Transcribe the whole listing without a single picture.

--- Start Material provided ---

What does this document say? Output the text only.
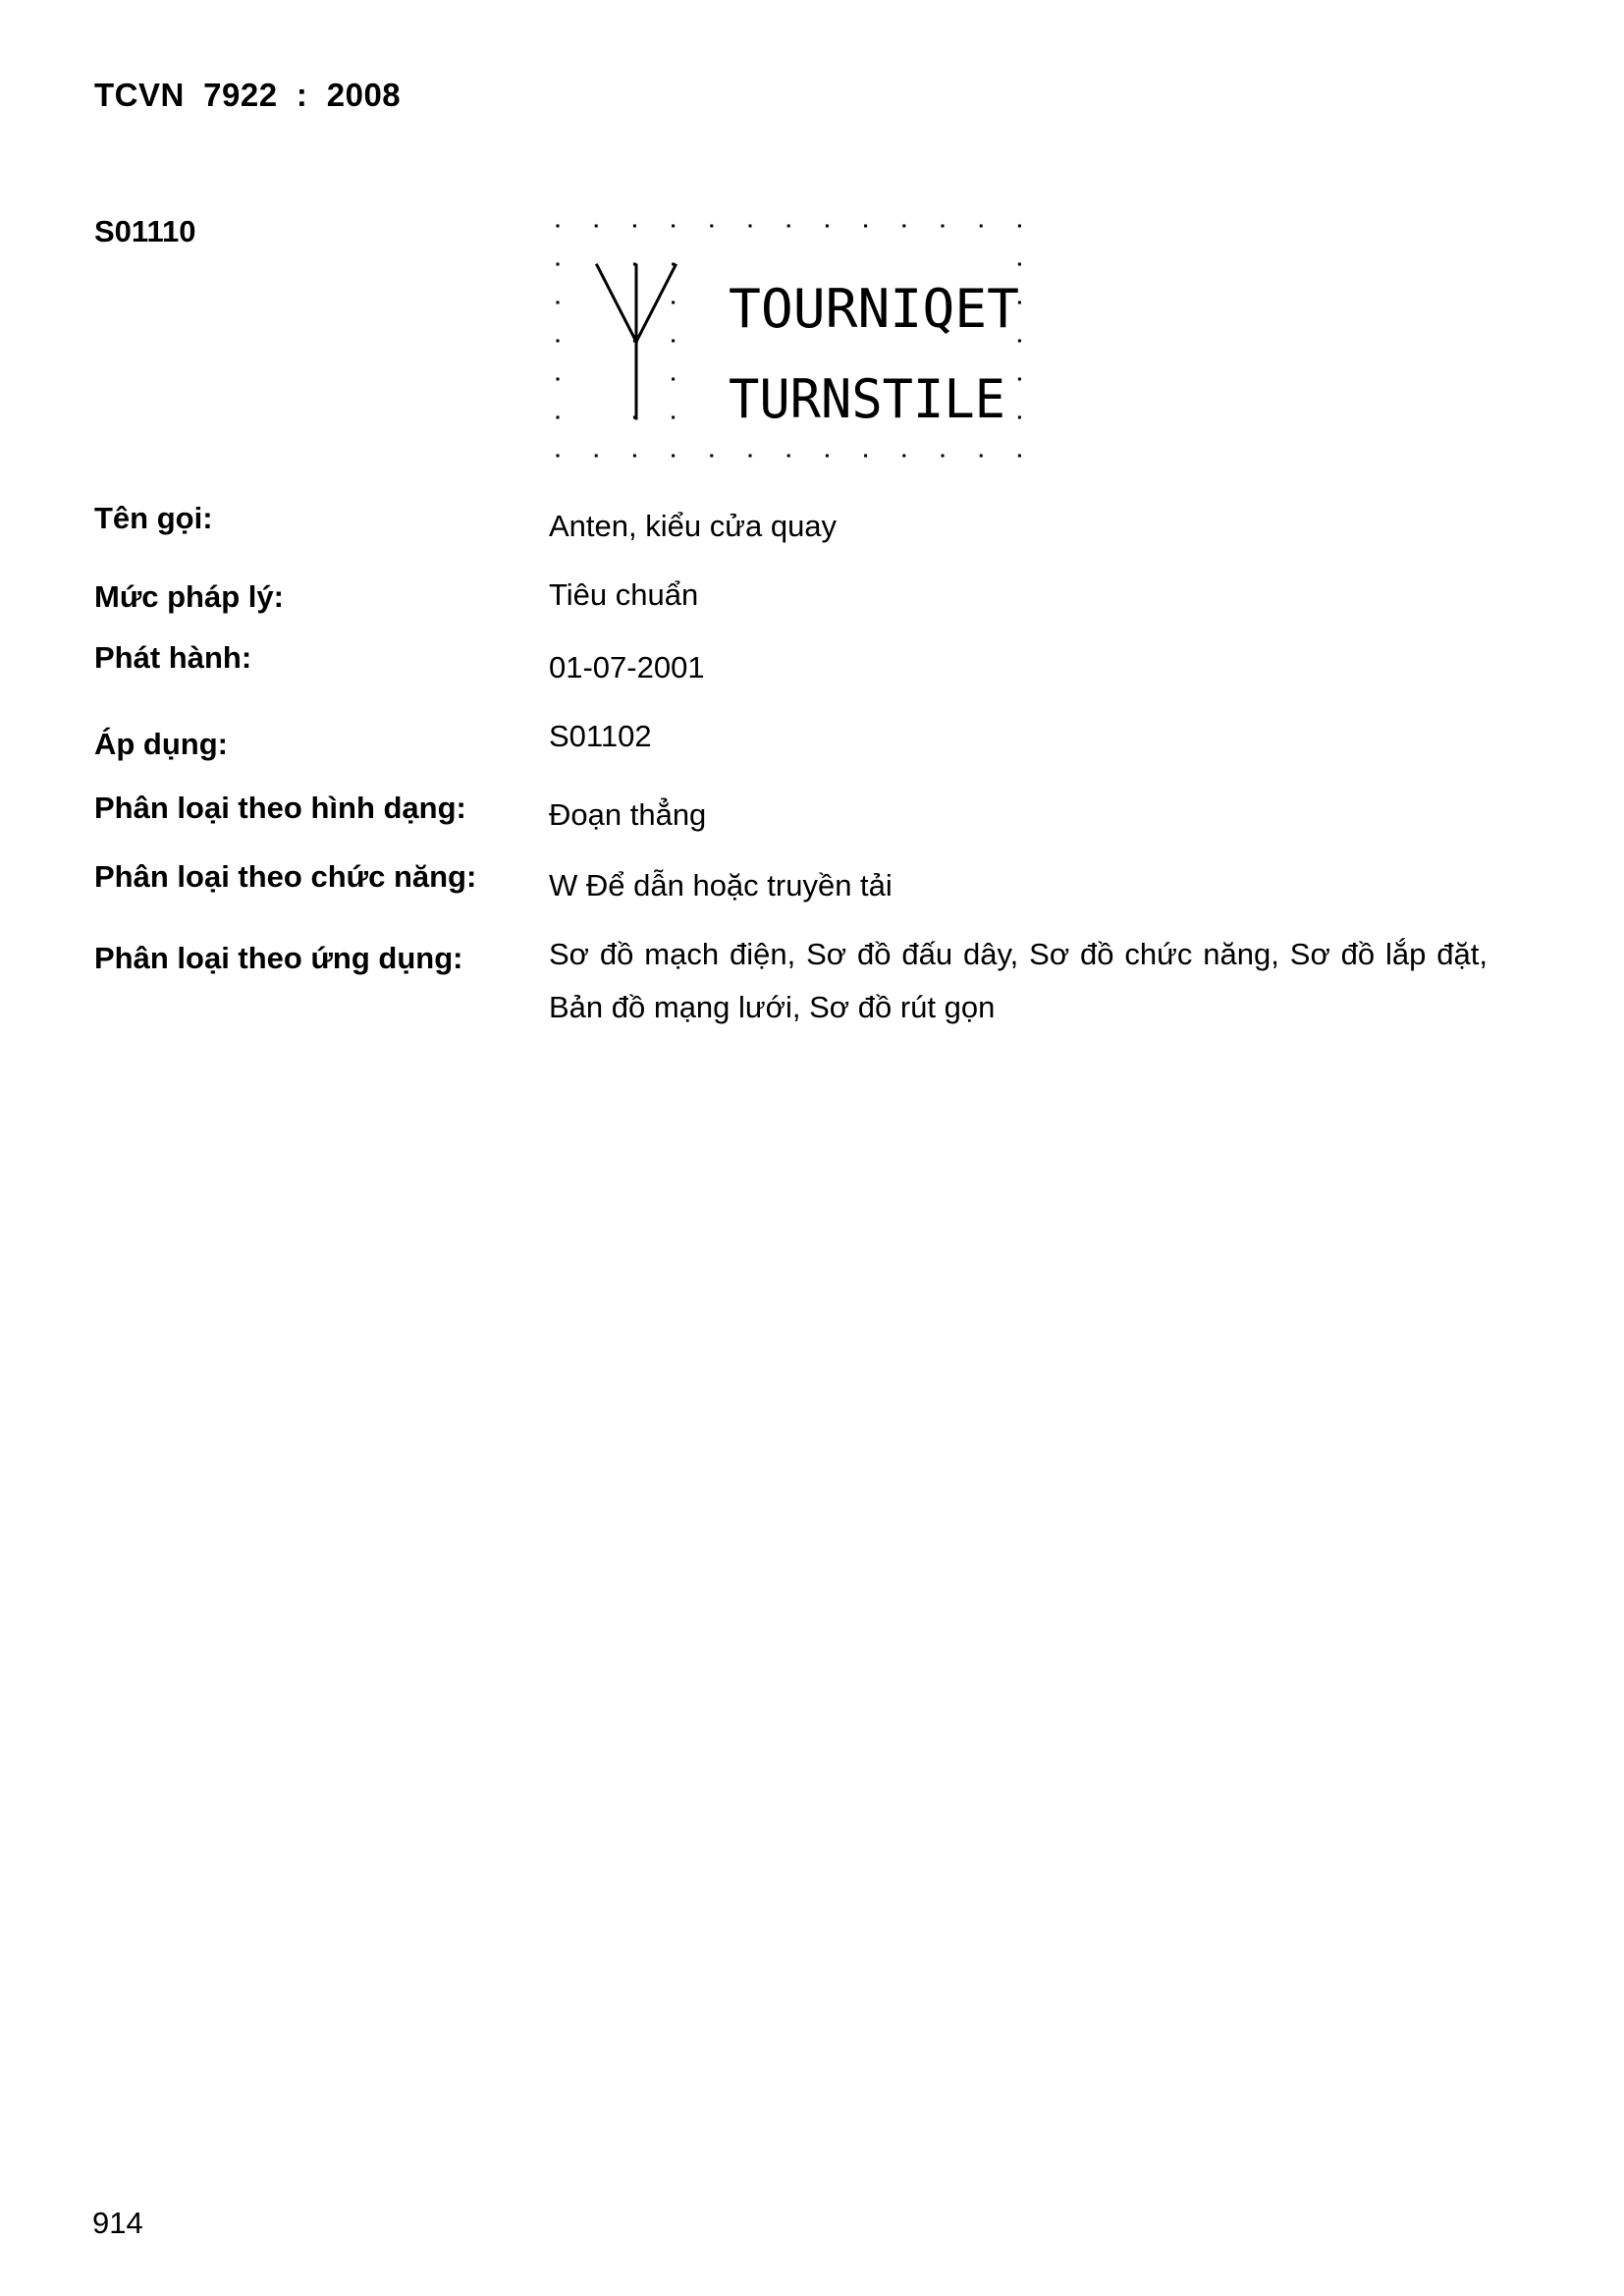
TCVN  7922  :  2008
S01110
TOURNIQET
TURNSTILE
Tên gọi:	Anten, kiểu cửa quay
Mức pháp lý:	Tiêu chuẩn
Phát hành:	01-07-2001
Áp dụng:	S01102
Phân loại theo hình dạng:	Đoạn thẳng
Phân loại theo chức năng: W Để dẫn hoặc truyền tải
Phân loại theo ứng dụng:	Sơ đồ mạch điện, Sơ đồ đấu dây, Sơ đồ chức năng, Sơ đồ lắp đặt, Bản đồ mạng lưới, Sơ đồ rút gọn
914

--- End Material provided ---

» **Exercise output**
What does this document say? Output the text only.
TCVN  7922  :  2008
S01110
TOURNIQET
TURNSTILE
Tên gọi:	Anten, kiểu cửa quay
Mức pháp lý:	Tiêu chuẩn
Phát hành:	01-07-2001
Áp dụng:	S01102
Phân loại theo hình dạng:	Đoạn thẳng
Phân loại theo chức năng: W Để dẫn hoặc truyền tải
Phân loại theo ứng dụng:	Sơ đồ mạch điện, Sơ đồ đấu dây, Sơ đồ chức năng, Sơ đồ lắp đặt, Bản đồ mạng lưới, Sơ đồ rút gọn
914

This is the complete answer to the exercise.